**WHAT TO DO**
Select, from the data, each line where "JSON" occurs.

>> START SUPPLIED DATA

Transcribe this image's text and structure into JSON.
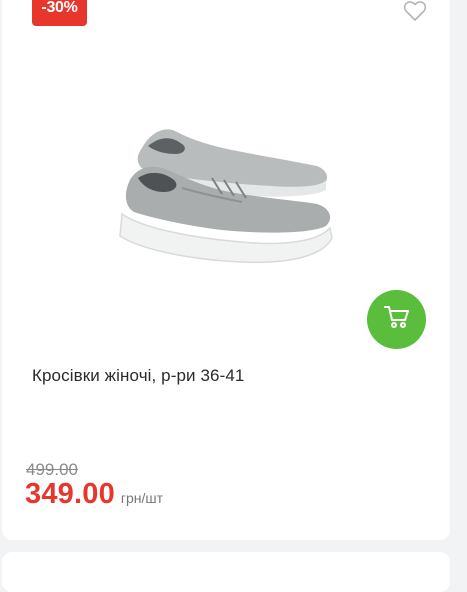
{
  "product": {
    "discount_badge": "-30%",
    "title": "Кросівки жіночі, р-ри 36-41",
    "old_price": "499.00",
    "price": "349.00",
    "unit": "грн/шт",
    "image_alt": "women's grey knit sneakers"
  },
  "icons": {
    "favorite": "heart-outline-icon",
    "cart": "cart-icon"
  },
  "colors": {
    "badge": "#e8362c",
    "price": "#e8362c",
    "cart_button": "#5bbd3c"
  }
}
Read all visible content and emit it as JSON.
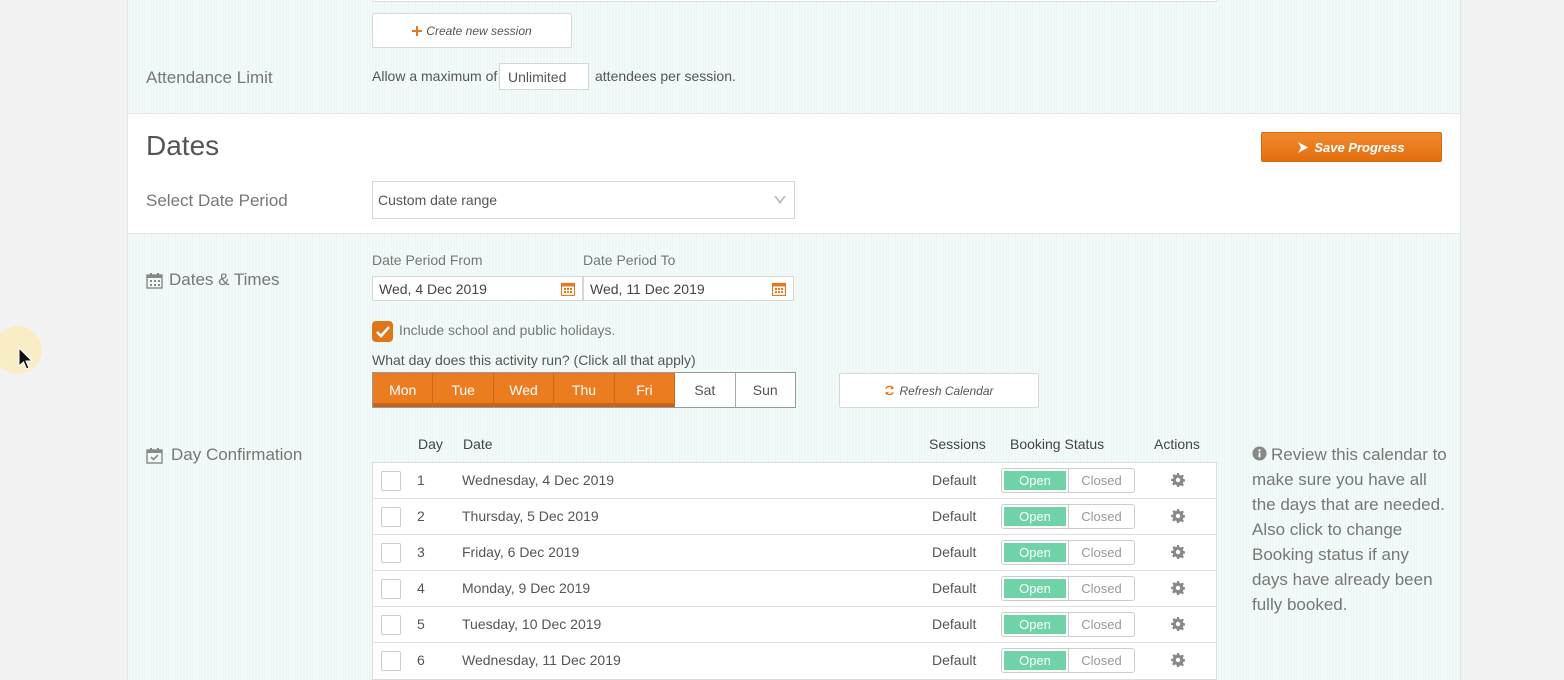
{
  "colors": {
    "accent": "#e87722",
    "open_green": "#6fd3a7",
    "band": "#edf7f5"
  },
  "session": {
    "create_label": "Create new session"
  },
  "attendance": {
    "label": "Attendance Limit",
    "prefix": "Allow a maximum of",
    "value": "Unlimited",
    "suffix": "attendees per session."
  },
  "dates": {
    "heading": "Dates",
    "save_label": "Save Progress",
    "period_label": "Select Date Period",
    "period_value": "Custom date range"
  },
  "dates_times": {
    "label": "Dates & Times",
    "from_label": "Date Period From",
    "from_value": "Wed, 4 Dec 2019",
    "to_label": "Date Period To",
    "to_value": "Wed, 11 Dec 2019",
    "holidays_label": "Include school and public holidays.",
    "question": "What day does this activity run? (Click all that apply)",
    "days": [
      {
        "label": "Mon",
        "on": true
      },
      {
        "label": "Tue",
        "on": true
      },
      {
        "label": "Wed",
        "on": true
      },
      {
        "label": "Thu",
        "on": true
      },
      {
        "label": "Fri",
        "on": true
      },
      {
        "label": "Sat",
        "on": false
      },
      {
        "label": "Sun",
        "on": false
      }
    ],
    "refresh_label": "Refresh Calendar"
  },
  "confirmation": {
    "label": "Day Confirmation",
    "headers": {
      "day": "Day",
      "date": "Date",
      "sessions": "Sessions",
      "status": "Booking Status",
      "actions": "Actions"
    },
    "rows": [
      {
        "day": "1",
        "date": "Wednesday, 4 Dec 2019",
        "sessions": "Default",
        "open": "Open",
        "closed": "Closed"
      },
      {
        "day": "2",
        "date": "Thursday, 5 Dec 2019",
        "sessions": "Default",
        "open": "Open",
        "closed": "Closed"
      },
      {
        "day": "3",
        "date": "Friday, 6 Dec 2019",
        "sessions": "Default",
        "open": "Open",
        "closed": "Closed"
      },
      {
        "day": "4",
        "date": "Monday, 9 Dec 2019",
        "sessions": "Default",
        "open": "Open",
        "closed": "Closed"
      },
      {
        "day": "5",
        "date": "Tuesday, 10 Dec 2019",
        "sessions": "Default",
        "open": "Open",
        "closed": "Closed"
      },
      {
        "day": "6",
        "date": "Wednesday, 11 Dec 2019",
        "sessions": "Default",
        "open": "Open",
        "closed": "Closed"
      }
    ],
    "note": "Review this calendar to make sure you have all the days that are needed. Also click to change Booking status if any days have already been fully booked."
  }
}
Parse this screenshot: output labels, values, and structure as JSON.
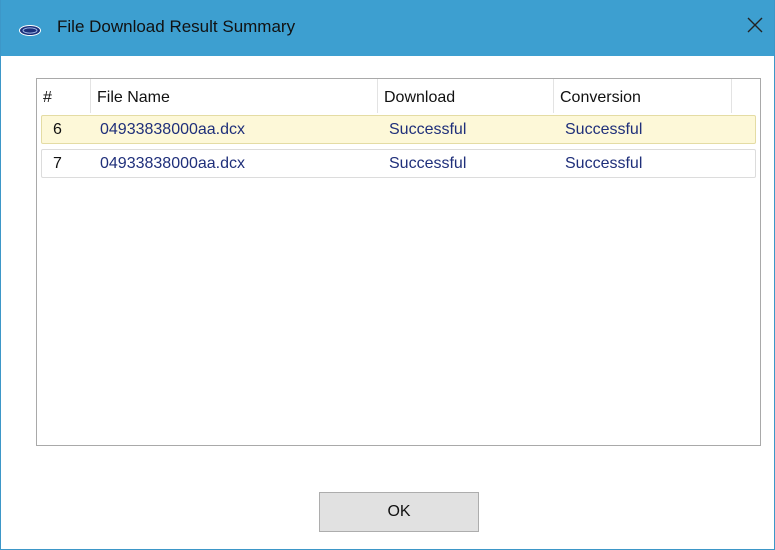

>> END SUPPLIED DATA

**ANSWER BELOW**
Transcribe this image's text and structure into JSON.
Read all visible content and emit it as JSON.
Parse this screenshot: output labels, values, and structure as JSON.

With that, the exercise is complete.